» Stated task
Reproduce all of the records exactly.

Records excerpted from a collection:
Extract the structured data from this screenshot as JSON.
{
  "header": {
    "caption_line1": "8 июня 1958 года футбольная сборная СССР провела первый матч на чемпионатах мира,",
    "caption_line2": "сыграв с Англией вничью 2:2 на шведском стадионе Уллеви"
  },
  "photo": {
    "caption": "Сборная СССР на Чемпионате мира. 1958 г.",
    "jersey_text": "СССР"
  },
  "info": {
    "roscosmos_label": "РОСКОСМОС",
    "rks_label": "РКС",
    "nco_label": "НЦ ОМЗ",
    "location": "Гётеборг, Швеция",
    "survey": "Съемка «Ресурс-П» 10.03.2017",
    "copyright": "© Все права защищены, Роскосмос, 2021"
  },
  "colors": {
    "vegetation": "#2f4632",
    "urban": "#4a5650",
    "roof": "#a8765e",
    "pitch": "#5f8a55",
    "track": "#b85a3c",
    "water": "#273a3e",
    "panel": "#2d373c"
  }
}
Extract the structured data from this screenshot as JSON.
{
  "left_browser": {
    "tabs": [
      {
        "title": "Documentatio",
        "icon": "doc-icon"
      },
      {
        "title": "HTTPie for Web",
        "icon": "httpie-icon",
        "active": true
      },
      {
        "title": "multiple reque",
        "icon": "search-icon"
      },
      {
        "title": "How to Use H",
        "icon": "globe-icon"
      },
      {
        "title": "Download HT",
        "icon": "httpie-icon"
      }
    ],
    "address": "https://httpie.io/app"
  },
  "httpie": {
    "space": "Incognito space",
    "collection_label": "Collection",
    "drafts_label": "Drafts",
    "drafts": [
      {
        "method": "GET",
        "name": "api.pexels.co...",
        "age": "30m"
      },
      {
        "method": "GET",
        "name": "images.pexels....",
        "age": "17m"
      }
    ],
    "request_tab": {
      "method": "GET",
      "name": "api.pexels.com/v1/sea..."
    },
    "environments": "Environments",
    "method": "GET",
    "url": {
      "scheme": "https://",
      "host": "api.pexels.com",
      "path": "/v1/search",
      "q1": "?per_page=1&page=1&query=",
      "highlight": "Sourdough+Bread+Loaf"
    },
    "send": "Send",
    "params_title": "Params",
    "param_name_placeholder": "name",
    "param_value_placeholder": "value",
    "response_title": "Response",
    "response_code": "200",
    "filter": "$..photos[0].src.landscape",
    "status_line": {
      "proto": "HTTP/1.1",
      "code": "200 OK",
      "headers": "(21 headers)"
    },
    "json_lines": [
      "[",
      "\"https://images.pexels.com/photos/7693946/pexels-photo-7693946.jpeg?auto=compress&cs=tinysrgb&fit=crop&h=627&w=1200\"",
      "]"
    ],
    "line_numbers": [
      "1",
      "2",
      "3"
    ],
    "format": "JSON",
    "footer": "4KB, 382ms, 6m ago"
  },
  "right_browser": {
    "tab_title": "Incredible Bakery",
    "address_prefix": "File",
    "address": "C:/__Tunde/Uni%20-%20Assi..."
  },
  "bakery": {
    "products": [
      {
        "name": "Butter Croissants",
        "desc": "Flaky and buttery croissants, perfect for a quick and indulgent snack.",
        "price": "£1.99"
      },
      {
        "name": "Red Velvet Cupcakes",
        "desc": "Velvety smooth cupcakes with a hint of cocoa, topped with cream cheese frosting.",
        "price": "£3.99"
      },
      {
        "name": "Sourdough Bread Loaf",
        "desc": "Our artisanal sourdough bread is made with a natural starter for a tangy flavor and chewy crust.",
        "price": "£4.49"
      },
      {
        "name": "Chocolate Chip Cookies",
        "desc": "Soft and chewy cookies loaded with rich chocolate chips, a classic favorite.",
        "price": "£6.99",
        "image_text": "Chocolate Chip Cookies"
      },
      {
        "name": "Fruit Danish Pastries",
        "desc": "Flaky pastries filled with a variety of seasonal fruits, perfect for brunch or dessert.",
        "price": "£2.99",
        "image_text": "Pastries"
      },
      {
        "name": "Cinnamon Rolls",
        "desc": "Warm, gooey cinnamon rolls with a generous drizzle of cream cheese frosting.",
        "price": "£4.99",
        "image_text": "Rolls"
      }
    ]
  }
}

» Full solution
Extract the structured data from this screenshot as JSON.
{
  "header": {
    "caption_line1": "8 июня 1958 года футбольная сборная СССР провела первый матч на чемпионатах мира,",
    "caption_line2": "сыграв с Англией вничью 2:2 на шведском стадионе Уллеви"
  },
  "photo": {
    "caption": "Сборная СССР на Чемпионате мира. 1958 г.",
    "jersey_text": "СССР"
  },
  "info": {
    "roscosmos_label": "РОСКОСМОС",
    "rks_label": "РКС",
    "nco_label": "НЦ ОМЗ",
    "location": "Гётеборг, Швеция",
    "survey": "Съемка «Ресурс-П» 10.03.2017",
    "copyright": "© Все права защищены, Роскосмос, 2021"
  },
  "colors": {
    "vegetation": "#2f4632",
    "urban": "#4a5650",
    "roof": "#a8765e",
    "pitch": "#5f8a55",
    "track": "#b85a3c",
    "water": "#273a3e",
    "panel": "#2d373c"
  }
}
Extract the structured data from this screenshot as JSON.
{
  "left_browser": {
    "tabs": [
      {
        "title": "Documentatio",
        "icon": "doc-icon"
      },
      {
        "title": "HTTPie for Web",
        "icon": "httpie-icon",
        "active": true
      },
      {
        "title": "multiple reque",
        "icon": "search-icon"
      },
      {
        "title": "How to Use H",
        "icon": "globe-icon"
      },
      {
        "title": "Download HT",
        "icon": "httpie-icon"
      }
    ],
    "address": "https://httpie.io/app"
  },
  "httpie": {
    "space": "Incognito space",
    "collection_label": "Collection",
    "drafts_label": "Drafts",
    "drafts": [
      {
        "method": "GET",
        "name": "api.pexels.co...",
        "age": "30m"
      },
      {
        "method": "GET",
        "name": "images.pexels....",
        "age": "17m"
      }
    ],
    "request_tab": {
      "method": "GET",
      "name": "api.pexels.com/v1/sea..."
    },
    "environments": "Environments",
    "method": "GET",
    "url": {
      "scheme": "https://",
      "host": "api.pexels.com",
      "path": "/v1/search",
      "q1": "?per_page=1&page=1&query=",
      "highlight": "Sourdough+Bread+Loaf"
    },
    "send": "Send",
    "params_title": "Params",
    "param_name_placeholder": "name",
    "param_value_placeholder": "value",
    "response_title": "Response",
    "response_code": "200",
    "filter": "$..photos[0].src.landscape",
    "status_line": {
      "proto": "HTTP/1.1",
      "code": "200 OK",
      "headers": "(21 headers)"
    },
    "json_lines": [
      "[",
      "\"https://images.pexels.com/photos/7693946/pexels-photo-7693946.jpeg?auto=compress&cs=tinysrgb&fit=crop&h=627&w=1200\"",
      "]"
    ],
    "line_numbers": [
      "1",
      "2",
      "3"
    ],
    "format": "JSON",
    "footer": "4KB, 382ms, 6m ago"
  },
  "right_browser": {
    "tab_title": "Incredible Bakery",
    "address_prefix": "File",
    "address": "C:/__Tunde/Uni%20-%20Assi..."
  },
  "bakery": {
    "products": [
      {
        "name": "Butter Croissants",
        "desc": "Flaky and buttery croissants, perfect for a quick and indulgent snack.",
        "price": "£1.99"
      },
      {
        "name": "Red Velvet Cupcakes",
        "desc": "Velvety smooth cupcakes with a hint of cocoa, topped with cream cheese frosting.",
        "price": "£3.99"
      },
      {
        "name": "Sourdough Bread Loaf",
        "desc": "Our artisanal sourdough bread is made with a natural starter for a tangy flavor and chewy crust.",
        "price": "£4.49"
      },
      {
        "name": "Chocolate Chip Cookies",
        "desc": "Soft and chewy cookies loaded with rich chocolate chips, a classic favorite.",
        "price": "£6.99",
        "image_text": "Chocolate Chip Cookies"
      },
      {
        "name": "Fruit Danish Pastries",
        "desc": "Flaky pastries filled with a variety of seasonal fruits, perfect for brunch or dessert.",
        "price": "£2.99",
        "image_text": "Pastries"
      },
      {
        "name": "Cinnamon Rolls",
        "desc": "Warm, gooey cinnamon rolls with a generous drizzle of cream cheese frosting.",
        "price": "£4.99",
        "image_text": "Rolls"
      }
    ]
  }
}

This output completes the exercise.